## Aim
Reproduce each line exactly, including spacing and punctuation.

[Data entries]

☆ ☆ ☆ ☆ ☆ ☆ ☆

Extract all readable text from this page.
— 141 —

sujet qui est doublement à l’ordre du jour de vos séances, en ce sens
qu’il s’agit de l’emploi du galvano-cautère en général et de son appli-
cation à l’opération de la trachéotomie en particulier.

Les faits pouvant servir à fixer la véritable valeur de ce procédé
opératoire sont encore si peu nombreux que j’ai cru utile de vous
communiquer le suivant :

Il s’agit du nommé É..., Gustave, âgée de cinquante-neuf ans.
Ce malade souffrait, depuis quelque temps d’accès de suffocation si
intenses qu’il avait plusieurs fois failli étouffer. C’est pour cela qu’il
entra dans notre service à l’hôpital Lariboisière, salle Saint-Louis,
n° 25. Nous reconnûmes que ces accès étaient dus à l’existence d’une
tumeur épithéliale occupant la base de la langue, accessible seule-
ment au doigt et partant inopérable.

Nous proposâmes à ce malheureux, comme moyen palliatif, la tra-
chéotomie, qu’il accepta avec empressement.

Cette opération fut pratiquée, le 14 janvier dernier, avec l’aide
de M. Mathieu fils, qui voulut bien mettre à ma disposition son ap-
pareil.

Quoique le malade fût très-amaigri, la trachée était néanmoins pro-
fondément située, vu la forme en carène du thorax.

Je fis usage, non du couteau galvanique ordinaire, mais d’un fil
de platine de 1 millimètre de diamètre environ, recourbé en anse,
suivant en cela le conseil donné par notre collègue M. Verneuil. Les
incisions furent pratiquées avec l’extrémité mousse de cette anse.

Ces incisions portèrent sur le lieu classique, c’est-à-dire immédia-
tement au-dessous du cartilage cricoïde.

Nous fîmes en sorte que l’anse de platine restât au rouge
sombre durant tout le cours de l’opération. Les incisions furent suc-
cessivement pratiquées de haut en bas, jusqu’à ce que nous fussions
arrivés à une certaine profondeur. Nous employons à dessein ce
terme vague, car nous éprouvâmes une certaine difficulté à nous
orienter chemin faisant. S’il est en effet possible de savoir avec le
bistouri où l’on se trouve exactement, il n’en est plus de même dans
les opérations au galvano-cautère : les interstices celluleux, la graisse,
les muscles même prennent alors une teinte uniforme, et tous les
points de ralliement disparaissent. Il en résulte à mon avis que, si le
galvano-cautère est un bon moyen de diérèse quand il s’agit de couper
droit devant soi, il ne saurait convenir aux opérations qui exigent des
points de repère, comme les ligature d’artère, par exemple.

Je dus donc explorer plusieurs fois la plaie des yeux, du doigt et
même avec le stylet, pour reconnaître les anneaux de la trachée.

☆ ☆ ☆ ☆ ☆ ☆ ☆

## Expected answer
Extract all readable text from this page.
— 141 —

sujet qui est doublement à l’ordre du jour de vos séances, en ce sens
qu’il s’agit de l’emploi du galvano-cautère en général et de son appli-
cation à l’opération de la trachéotomie en particulier.

Les faits pouvant servir à fixer la véritable valeur de ce procédé
opératoire sont encore si peu nombreux que j’ai cru utile de vous
communiquer le suivant :

Il s’agit du nommé É..., Gustave, âgée de cinquante-neuf ans.
Ce malade souffrait, depuis quelque temps d’accès de suffocation si
intenses qu’il avait plusieurs fois failli étouffer. C’est pour cela qu’il
entra dans notre service à l’hôpital Lariboisière, salle Saint-Louis,
n° 25. Nous reconnûmes que ces accès étaient dus à l’existence d’une
tumeur épithéliale occupant la base de la langue, accessible seule-
ment au doigt et partant inopérable.

Nous proposâmes à ce malheureux, comme moyen palliatif, la tra-
chéotomie, qu’il accepta avec empressement.

Cette opération fut pratiquée, le 14 janvier dernier, avec l’aide
de M. Mathieu fils, qui voulut bien mettre à ma disposition son ap-
pareil.

Quoique le malade fût très-amaigri, la trachée était néanmoins pro-
fondément située, vu la forme en carène du thorax.

Je fis usage, non du couteau galvanique ordinaire, mais d’un fil
de platine de 1 millimètre de diamètre environ, recourbé en anse,
suivant en cela le conseil donné par notre collègue M. Verneuil. Les
incisions furent pratiquées avec l’extrémité mousse de cette anse.

Ces incisions portèrent sur le lieu classique, c’est-à-dire immédia-
tement au-dessous du cartilage cricoïde.

Nous fîmes en sorte que l’anse de platine restât au rouge
sombre durant tout le cours de l’opération. Les incisions furent suc-
cessivement pratiquées de haut en bas, jusqu’à ce que nous fussions
arrivés à une certaine profondeur. Nous employons à dessein ce
terme vague, car nous éprouvâmes une certaine difficulté à nous
orienter chemin faisant. S’il est en effet possible de savoir avec le
bistouri où l’on se trouve exactement, il n’en est plus de même dans
les opérations au galvano-cautère : les interstices celluleux, la graisse,
les muscles même prennent alors une teinte uniforme, et tous les
points de ralliement disparaissent. Il en résulte à mon avis que, si le
galvano-cautère est un bon moyen de diérèse quand il s’agit de couper
droit devant soi, il ne saurait convenir aux opérations qui exigent des
points de repère, comme les ligature d’artère, par exemple.

Je dus donc explorer plusieurs fois la plaie des yeux, du doigt et
même avec le stylet, pour reconnaître les anneaux de la trachée.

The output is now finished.